**Your task:** Restate exactly, and only, the lines from the one with "Parse this screenshot: output" through the end of the data, with both of those end lines kept. Drop any pictures.

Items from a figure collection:
_ _ _ _ _

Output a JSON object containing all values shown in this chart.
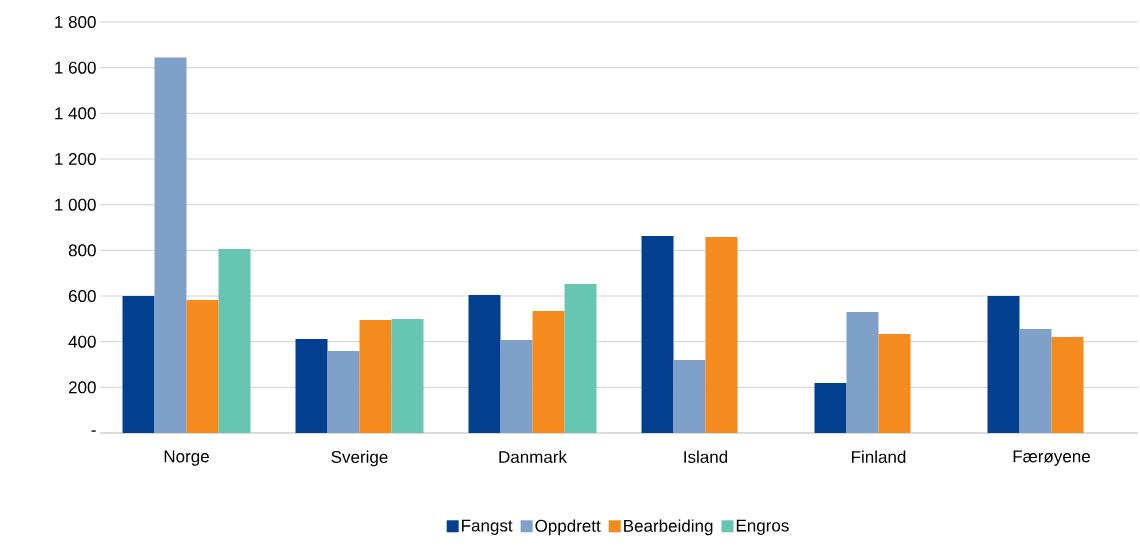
{
  "chart_data": {
    "type": "bar",
    "categories": [
      "Norge",
      "Sverige",
      "Danmark",
      "Island",
      "Finland",
      "Færøyene"
    ],
    "series": [
      {
        "name": "Fangst",
        "color": "#023f8e",
        "values": [
          600,
          412,
          604,
          863,
          219,
          600
        ]
      },
      {
        "name": "Oppdrett",
        "color": "#7fa1c9",
        "values": [
          1645,
          359,
          407,
          320,
          530,
          455
        ]
      },
      {
        "name": "Bearbeiding",
        "color": "#f58a1f",
        "values": [
          583,
          495,
          534,
          858,
          434,
          420
        ]
      },
      {
        "name": "Engros",
        "color": "#66c6b1",
        "values": [
          806,
          499,
          653,
          null,
          null,
          null
        ]
      }
    ],
    "ylim": [
      0,
      1800
    ],
    "yticks": [
      {
        "value": 0,
        "label": "-"
      },
      200,
      400,
      600,
      800,
      {
        "value": 1000,
        "label": "1 000"
      },
      {
        "value": 1200,
        "label": "1 200"
      },
      {
        "value": 1400,
        "label": "1 400"
      },
      {
        "value": 1600,
        "label": "1 600"
      },
      {
        "value": 1800,
        "label": "1 800"
      }
    ],
    "grid": "y",
    "legend": "bottom"
  }
}
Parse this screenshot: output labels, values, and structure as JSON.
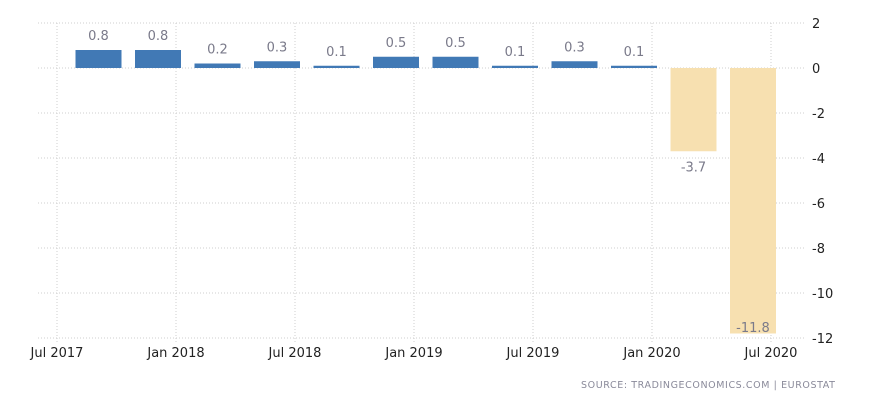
{
  "chart_data": {
    "type": "bar",
    "categories": [
      "Q3 2017",
      "Q4 2017",
      "Q1 2018",
      "Q2 2018",
      "Q3 2018",
      "Q4 2018",
      "Q1 2019",
      "Q2 2019",
      "Q3 2019",
      "Q4 2019",
      "Q1 2020",
      "Q2 2020"
    ],
    "values": [
      0.8,
      0.8,
      0.2,
      0.3,
      0.1,
      0.5,
      0.5,
      0.1,
      0.3,
      0.1,
      -3.7,
      -11.8
    ],
    "data_labels": [
      "0.8",
      "0.8",
      "0.2",
      "0.3",
      "0.1",
      "0.5",
      "0.5",
      "0.1",
      "0.3",
      "0.1",
      "-3.7",
      "-11.8"
    ],
    "x_tick_labels": [
      "Jul 2017",
      "Jan 2018",
      "Jul 2018",
      "Jan 2019",
      "Jul 2019",
      "Jan 2020",
      "Jul 2020"
    ],
    "y_ticks": [
      2,
      0,
      -2,
      -4,
      -6,
      -8,
      -10,
      -12
    ],
    "ylim": [
      -12,
      2
    ],
    "y_axis_side": "right",
    "grid": true,
    "colors": {
      "positive": "#4179b5",
      "negative": "#f7e0b0"
    },
    "source": "SOURCE:  TRADINGECONOMICS.COM  |  EUROSTAT"
  }
}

_ _ _ _ _

**Task result:**
Parse this screenshot: output labels, values, and structure as JSON.
{
  "chart_data": {
    "type": "bar",
    "categories": [
      "Q3 2017",
      "Q4 2017",
      "Q1 2018",
      "Q2 2018",
      "Q3 2018",
      "Q4 2018",
      "Q1 2019",
      "Q2 2019",
      "Q3 2019",
      "Q4 2019",
      "Q1 2020",
      "Q2 2020"
    ],
    "values": [
      0.8,
      0.8,
      0.2,
      0.3,
      0.1,
      0.5,
      0.5,
      0.1,
      0.3,
      0.1,
      -3.7,
      -11.8
    ],
    "data_labels": [
      "0.8",
      "0.8",
      "0.2",
      "0.3",
      "0.1",
      "0.5",
      "0.5",
      "0.1",
      "0.3",
      "0.1",
      "-3.7",
      "-11.8"
    ],
    "x_tick_labels": [
      "Jul 2017",
      "Jan 2018",
      "Jul 2018",
      "Jan 2019",
      "Jul 2019",
      "Jan 2020",
      "Jul 2020"
    ],
    "y_ticks": [
      2,
      0,
      -2,
      -4,
      -6,
      -8,
      -10,
      -12
    ],
    "ylim": [
      -12,
      2
    ],
    "y_axis_side": "right",
    "grid": true,
    "colors": {
      "positive": "#4179b5",
      "negative": "#f7e0b0"
    },
    "source": "SOURCE:  TRADINGECONOMICS.COM  |  EUROSTAT"
  }
}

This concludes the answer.